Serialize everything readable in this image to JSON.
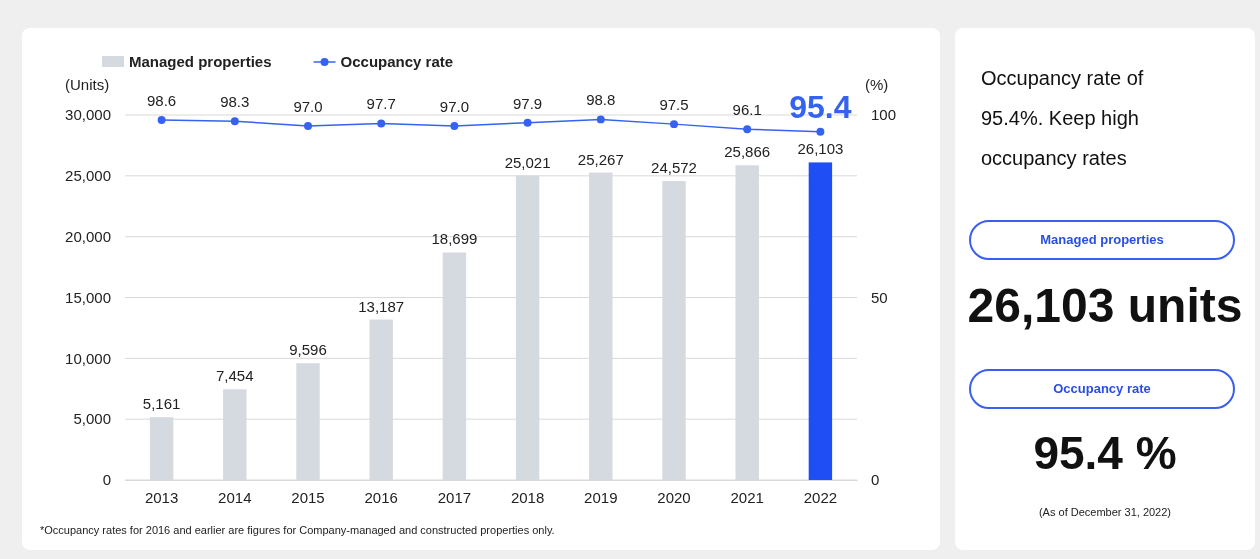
{
  "chart_data": [
    {
      "type": "bar",
      "legend": "top left",
      "grid": "y",
      "ylabel": "(Units)",
      "y2label": "(%)",
      "categories": [
        "2013",
        "2014",
        "2015",
        "2016",
        "2017",
        "2018",
        "2019",
        "2020",
        "2021",
        "2022"
      ],
      "ylim": [
        0,
        30000
      ],
      "yticks": [
        0,
        {
          "value": 5000,
          "label": "5,000"
        },
        {
          "value": 10000,
          "label": "10,000"
        },
        {
          "value": 15000,
          "label": "15,000"
        },
        {
          "value": 20000,
          "label": "20,000"
        },
        {
          "value": 25000,
          "label": "25,000"
        },
        {
          "value": 30000,
          "label": "30,000"
        }
      ],
      "y2lim": [
        0,
        100
      ],
      "y2ticks": [
        0,
        50,
        100
      ],
      "series": [
        {
          "name": "Managed properties",
          "type": "bar",
          "color": "#d5d9e0",
          "colors": [
            "#d5d9e0",
            "#d5d9e0",
            "#d5d9e0",
            "#d5d9e0",
            "#d5d9e0",
            "#d5d9e0",
            "#d5d9e0",
            "#d5d9e0",
            "#d5d9e0",
            "#1f4ef5"
          ],
          "values": [
            5161,
            7454,
            9596,
            13187,
            18699,
            25021,
            25267,
            24572,
            25866,
            26103
          ],
          "value_labels": [
            "5,161",
            "7,454",
            "9,596",
            "13,187",
            "18,699",
            "25,021",
            "25,267",
            "24,572",
            "25,866",
            "26,103"
          ]
        },
        {
          "name": "Occupancy rate",
          "type": "line",
          "axis": "y2",
          "color": "#3563f0",
          "marker": "circle",
          "values": [
            98.6,
            98.3,
            97.0,
            97.7,
            97.0,
            97.9,
            98.8,
            97.5,
            96.1,
            95.4
          ],
          "value_labels": [
            "98.6",
            "98.3",
            "97.0",
            "97.7",
            "97.0",
            "97.9",
            "98.8",
            "97.5",
            "96.1",
            "95.4"
          ]
        }
      ],
      "annotations": [
        "*Occupancy rates for 2016 and earlier are figures for Company-managed and constructed properties only."
      ]
    },
    {
      "type": "other",
      "title": "Occupancy rate of 95.4%. Keep high occupancy rates",
      "annotations": [
        "Managed properties",
        "26,103 units",
        "Occupancy rate",
        "95.4 %",
        "(As of December 31, 2022)"
      ]
    }
  ]
}
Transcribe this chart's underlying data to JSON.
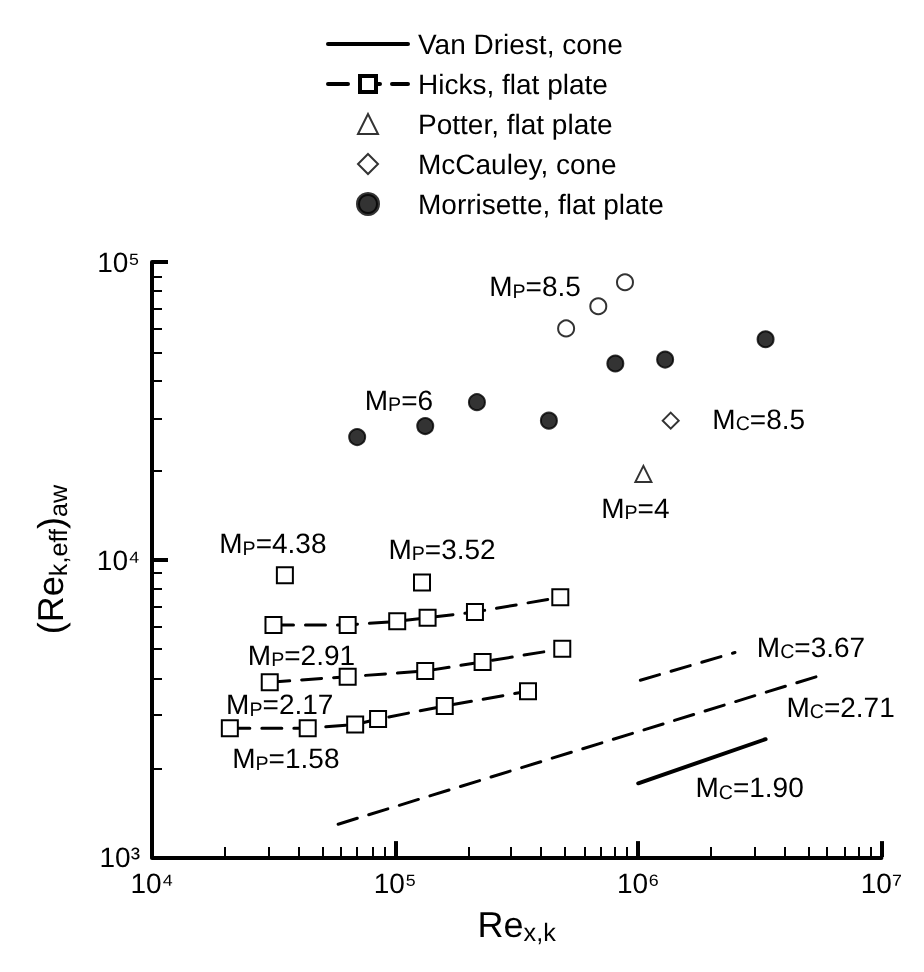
{
  "chart_data": {
    "type": "line",
    "xlabel": "Re$_{x,k}$",
    "ylabel": "(Re$_{k,eff}$)$_{aw}$",
    "log": "xy",
    "xlim": [
      10000,
      10000000
    ],
    "ylim": [
      1000,
      100000
    ],
    "xticks": [
      {
        "value": 10000,
        "label": "10⁴"
      },
      {
        "value": 100000,
        "label": "10⁵"
      },
      {
        "value": 1000000,
        "label": "10⁶"
      },
      {
        "value": 10000000,
        "label": "10⁷"
      }
    ],
    "yticks": [
      {
        "value": 1000,
        "label": "10³"
      },
      {
        "value": 10000,
        "label": "10⁴"
      },
      {
        "value": 100000,
        "label": "10⁵"
      }
    ],
    "grid": false,
    "legend": "top",
    "series": [
      {
        "name": "Van Driest, cone",
        "color": "#000000",
        "line_style": "solid",
        "marker": "none",
        "x": [
          1000000,
          3340000
        ],
        "values": [
          1770,
          2490
        ]
      },
      {
        "color": "#000000",
        "line_style": "dashed",
        "marker": "none",
        "x": [
          58300,
          5730000
        ],
        "values": [
          1290,
          4100
        ]
      },
      {
        "color": "#000000",
        "line_style": "dashed",
        "marker": "none",
        "x": [
          1020000,
          2500000
        ],
        "values": [
          3930,
          4870
        ]
      },
      {
        "name": "Hicks, flat plate",
        "color": "#000000",
        "line_style": "dashed",
        "marker": "square",
        "x": [
          31600,
          63800,
          102000,
          136000,
          213000,
          478000,
          null,
          30500,
          63800,
          133000,
          229000,
          487000,
          null,
          20900,
          43700,
          68500,
          85100,
          160000,
          352000,
          null,
          35200,
          null,
          129000
        ],
        "values": [
          6030,
          6030,
          6200,
          6380,
          6660,
          7470,
          null,
          3870,
          4040,
          4220,
          4530,
          5010,
          null,
          2710,
          2710,
          2790,
          2910,
          3220,
          3610,
          null,
          8860,
          null,
          8370
        ]
      },
      {
        "name": "Potter, flat plate",
        "type": "scatter",
        "color": "#ffffff",
        "marker": "triangle",
        "x": [
          1050000
        ],
        "values": [
          19400
        ]
      },
      {
        "name": "McCauley, cone",
        "type": "scatter",
        "color": "#ffffff",
        "marker": "diamond",
        "x": [
          1360000
        ],
        "values": [
          29300
        ]
      },
      {
        "name": "Morrisette, flat plate",
        "type": "scatter",
        "color": "#000000",
        "marker": "circle",
        "x": [
          69800,
          133000,
          217000,
          429000,
          805000,
          1290000,
          3340000
        ],
        "values": [
          25800,
          28100,
          33800,
          29300,
          45600,
          47000,
          55000
        ]
      },
      {
        "type": "scatter",
        "color": "#ffffff",
        "marker": "circle",
        "x": [
          505000,
          685000,
          882000
        ],
        "values": [
          59800,
          71000,
          85500
        ]
      }
    ],
    "annotations": [
      {
        "text": "M$_{P}$=8.5",
        "x": 882000,
        "y": 85500
      },
      {
        "text": "M$_{P}$=6",
        "x": 217000,
        "y": 33800
      },
      {
        "text": "M$_{C}$=8.5",
        "x": 1360000,
        "y": 29300
      },
      {
        "text": "M$_{P}$=4",
        "x": 1050000,
        "y": 19400
      },
      {
        "text": "M$_{P}$=4.38",
        "x": 35200,
        "y": 8860
      },
      {
        "text": "M$_{P}$=3.52",
        "x": 129000,
        "y": 8370
      },
      {
        "text": "M$_{P}$=2.91",
        "x": 31600,
        "y": 6030
      },
      {
        "text": "M$_{P}$=2.17",
        "x": 30500,
        "y": 3870
      },
      {
        "text": "M$_{P}$=1.58",
        "x": 20900,
        "y": 2710
      },
      {
        "text": "M$_{C}$=3.67",
        "x": 2500000,
        "y": 4870
      },
      {
        "text": "M$_{C}$=2.71",
        "x": 5730000,
        "y": 4100
      },
      {
        "text": "M$_{C}$=1.90",
        "x": 3340000,
        "y": 2490
      }
    ]
  }
}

▶ [Short exercise] Reproduce each line of the material containing the word "Occupancy".

▶ [Written response]
          "name": "Occupancy rate",
        "*Occupancy rates for 2016 and earlier are figures for Company-managed and constructed properties only."
      "title": "Occupancy rate of 95.4%. Keep high occupancy rates",
        "Occupancy rate",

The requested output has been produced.